Extract all of the data and reproduce it precisely.

[Extracts from a graphics dataset]
= = =
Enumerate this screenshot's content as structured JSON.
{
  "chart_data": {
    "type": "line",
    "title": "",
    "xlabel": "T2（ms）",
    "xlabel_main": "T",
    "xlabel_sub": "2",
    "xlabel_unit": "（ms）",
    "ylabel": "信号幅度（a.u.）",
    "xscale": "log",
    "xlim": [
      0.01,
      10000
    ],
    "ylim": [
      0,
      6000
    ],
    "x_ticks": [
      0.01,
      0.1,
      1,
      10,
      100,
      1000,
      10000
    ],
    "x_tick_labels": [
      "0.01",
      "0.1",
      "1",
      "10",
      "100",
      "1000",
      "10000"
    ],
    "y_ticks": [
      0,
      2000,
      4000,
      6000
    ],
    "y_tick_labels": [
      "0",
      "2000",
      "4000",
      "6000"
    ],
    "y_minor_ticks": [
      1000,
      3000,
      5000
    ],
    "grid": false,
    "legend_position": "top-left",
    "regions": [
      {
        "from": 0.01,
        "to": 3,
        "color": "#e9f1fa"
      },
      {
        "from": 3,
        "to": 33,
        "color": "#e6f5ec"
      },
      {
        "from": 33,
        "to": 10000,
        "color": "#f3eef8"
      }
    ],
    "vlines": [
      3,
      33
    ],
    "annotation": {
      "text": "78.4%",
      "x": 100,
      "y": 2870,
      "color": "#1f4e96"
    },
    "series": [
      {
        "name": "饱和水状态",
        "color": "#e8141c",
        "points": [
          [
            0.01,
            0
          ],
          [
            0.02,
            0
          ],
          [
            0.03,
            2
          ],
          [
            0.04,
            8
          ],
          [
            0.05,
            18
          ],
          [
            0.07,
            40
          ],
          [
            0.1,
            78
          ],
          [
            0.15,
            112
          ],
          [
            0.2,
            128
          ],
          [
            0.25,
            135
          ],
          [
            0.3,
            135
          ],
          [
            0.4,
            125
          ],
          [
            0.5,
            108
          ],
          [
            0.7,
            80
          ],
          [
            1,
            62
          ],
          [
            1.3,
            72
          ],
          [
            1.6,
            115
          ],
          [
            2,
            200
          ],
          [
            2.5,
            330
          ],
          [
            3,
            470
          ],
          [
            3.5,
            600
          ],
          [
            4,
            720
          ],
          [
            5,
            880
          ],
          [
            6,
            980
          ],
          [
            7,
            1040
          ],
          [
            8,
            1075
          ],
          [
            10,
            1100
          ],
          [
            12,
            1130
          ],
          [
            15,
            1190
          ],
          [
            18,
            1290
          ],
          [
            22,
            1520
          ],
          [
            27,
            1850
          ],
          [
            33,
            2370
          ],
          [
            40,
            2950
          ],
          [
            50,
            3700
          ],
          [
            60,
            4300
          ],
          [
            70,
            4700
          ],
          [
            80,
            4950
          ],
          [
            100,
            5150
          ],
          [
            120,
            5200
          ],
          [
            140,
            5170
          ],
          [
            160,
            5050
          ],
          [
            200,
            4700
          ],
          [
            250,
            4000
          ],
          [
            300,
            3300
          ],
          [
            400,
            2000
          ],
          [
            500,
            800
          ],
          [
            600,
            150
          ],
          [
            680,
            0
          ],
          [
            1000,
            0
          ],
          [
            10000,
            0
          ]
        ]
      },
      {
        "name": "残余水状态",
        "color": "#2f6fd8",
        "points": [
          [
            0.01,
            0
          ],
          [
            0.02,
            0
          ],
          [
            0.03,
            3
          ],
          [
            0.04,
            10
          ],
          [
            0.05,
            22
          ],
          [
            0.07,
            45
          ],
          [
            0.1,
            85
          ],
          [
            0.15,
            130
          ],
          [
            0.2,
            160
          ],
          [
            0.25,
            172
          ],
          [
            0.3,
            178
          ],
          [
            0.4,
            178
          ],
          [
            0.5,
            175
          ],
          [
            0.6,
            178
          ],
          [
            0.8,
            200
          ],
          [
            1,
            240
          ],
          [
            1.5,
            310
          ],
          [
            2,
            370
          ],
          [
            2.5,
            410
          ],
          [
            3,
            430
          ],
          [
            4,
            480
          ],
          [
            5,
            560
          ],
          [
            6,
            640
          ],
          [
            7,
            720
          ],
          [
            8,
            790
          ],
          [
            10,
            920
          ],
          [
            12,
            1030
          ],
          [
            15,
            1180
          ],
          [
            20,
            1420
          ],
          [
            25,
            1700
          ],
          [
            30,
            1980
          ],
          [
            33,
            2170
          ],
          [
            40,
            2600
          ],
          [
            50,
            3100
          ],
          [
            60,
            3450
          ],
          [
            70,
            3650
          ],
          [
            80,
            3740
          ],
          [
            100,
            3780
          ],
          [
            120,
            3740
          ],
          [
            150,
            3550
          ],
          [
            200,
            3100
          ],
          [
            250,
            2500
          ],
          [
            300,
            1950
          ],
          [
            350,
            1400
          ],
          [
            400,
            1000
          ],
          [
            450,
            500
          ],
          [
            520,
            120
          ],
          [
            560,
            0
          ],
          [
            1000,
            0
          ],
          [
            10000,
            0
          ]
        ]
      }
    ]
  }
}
= = =
__The solution__:
Enumerate this screenshot's content as structured JSON.
{
  "chart_data": {
    "type": "line",
    "title": "",
    "xlabel": "T2（ms）",
    "xlabel_main": "T",
    "xlabel_sub": "2",
    "xlabel_unit": "（ms）",
    "ylabel": "信号幅度（a.u.）",
    "xscale": "log",
    "xlim": [
      0.01,
      10000
    ],
    "ylim": [
      0,
      6000
    ],
    "x_ticks": [
      0.01,
      0.1,
      1,
      10,
      100,
      1000,
      10000
    ],
    "x_tick_labels": [
      "0.01",
      "0.1",
      "1",
      "10",
      "100",
      "1000",
      "10000"
    ],
    "y_ticks": [
      0,
      2000,
      4000,
      6000
    ],
    "y_tick_labels": [
      "0",
      "2000",
      "4000",
      "6000"
    ],
    "y_minor_ticks": [
      1000,
      3000,
      5000
    ],
    "grid": false,
    "legend_position": "top-left",
    "regions": [
      {
        "from": 0.01,
        "to": 3,
        "color": "#e9f1fa"
      },
      {
        "from": 3,
        "to": 33,
        "color": "#e6f5ec"
      },
      {
        "from": 33,
        "to": 10000,
        "color": "#f3eef8"
      }
    ],
    "vlines": [
      3,
      33
    ],
    "annotation": {
      "text": "78.4%",
      "x": 100,
      "y": 2870,
      "color": "#1f4e96"
    },
    "series": [
      {
        "name": "饱和水状态",
        "color": "#e8141c",
        "points": [
          [
            0.01,
            0
          ],
          [
            0.02,
            0
          ],
          [
            0.03,
            2
          ],
          [
            0.04,
            8
          ],
          [
            0.05,
            18
          ],
          [
            0.07,
            40
          ],
          [
            0.1,
            78
          ],
          [
            0.15,
            112
          ],
          [
            0.2,
            128
          ],
          [
            0.25,
            135
          ],
          [
            0.3,
            135
          ],
          [
            0.4,
            125
          ],
          [
            0.5,
            108
          ],
          [
            0.7,
            80
          ],
          [
            1,
            62
          ],
          [
            1.3,
            72
          ],
          [
            1.6,
            115
          ],
          [
            2,
            200
          ],
          [
            2.5,
            330
          ],
          [
            3,
            470
          ],
          [
            3.5,
            600
          ],
          [
            4,
            720
          ],
          [
            5,
            880
          ],
          [
            6,
            980
          ],
          [
            7,
            1040
          ],
          [
            8,
            1075
          ],
          [
            10,
            1100
          ],
          [
            12,
            1130
          ],
          [
            15,
            1190
          ],
          [
            18,
            1290
          ],
          [
            22,
            1520
          ],
          [
            27,
            1850
          ],
          [
            33,
            2370
          ],
          [
            40,
            2950
          ],
          [
            50,
            3700
          ],
          [
            60,
            4300
          ],
          [
            70,
            4700
          ],
          [
            80,
            4950
          ],
          [
            100,
            5150
          ],
          [
            120,
            5200
          ],
          [
            140,
            5170
          ],
          [
            160,
            5050
          ],
          [
            200,
            4700
          ],
          [
            250,
            4000
          ],
          [
            300,
            3300
          ],
          [
            400,
            2000
          ],
          [
            500,
            800
          ],
          [
            600,
            150
          ],
          [
            680,
            0
          ],
          [
            1000,
            0
          ],
          [
            10000,
            0
          ]
        ]
      },
      {
        "name": "残余水状态",
        "color": "#2f6fd8",
        "points": [
          [
            0.01,
            0
          ],
          [
            0.02,
            0
          ],
          [
            0.03,
            3
          ],
          [
            0.04,
            10
          ],
          [
            0.05,
            22
          ],
          [
            0.07,
            45
          ],
          [
            0.1,
            85
          ],
          [
            0.15,
            130
          ],
          [
            0.2,
            160
          ],
          [
            0.25,
            172
          ],
          [
            0.3,
            178
          ],
          [
            0.4,
            178
          ],
          [
            0.5,
            175
          ],
          [
            0.6,
            178
          ],
          [
            0.8,
            200
          ],
          [
            1,
            240
          ],
          [
            1.5,
            310
          ],
          [
            2,
            370
          ],
          [
            2.5,
            410
          ],
          [
            3,
            430
          ],
          [
            4,
            480
          ],
          [
            5,
            560
          ],
          [
            6,
            640
          ],
          [
            7,
            720
          ],
          [
            8,
            790
          ],
          [
            10,
            920
          ],
          [
            12,
            1030
          ],
          [
            15,
            1180
          ],
          [
            20,
            1420
          ],
          [
            25,
            1700
          ],
          [
            30,
            1980
          ],
          [
            33,
            2170
          ],
          [
            40,
            2600
          ],
          [
            50,
            3100
          ],
          [
            60,
            3450
          ],
          [
            70,
            3650
          ],
          [
            80,
            3740
          ],
          [
            100,
            3780
          ],
          [
            120,
            3740
          ],
          [
            150,
            3550
          ],
          [
            200,
            3100
          ],
          [
            250,
            2500
          ],
          [
            300,
            1950
          ],
          [
            350,
            1400
          ],
          [
            400,
            1000
          ],
          [
            450,
            500
          ],
          [
            520,
            120
          ],
          [
            560,
            0
          ],
          [
            1000,
            0
          ],
          [
            10000,
            0
          ]
        ]
      }
    ]
  }
}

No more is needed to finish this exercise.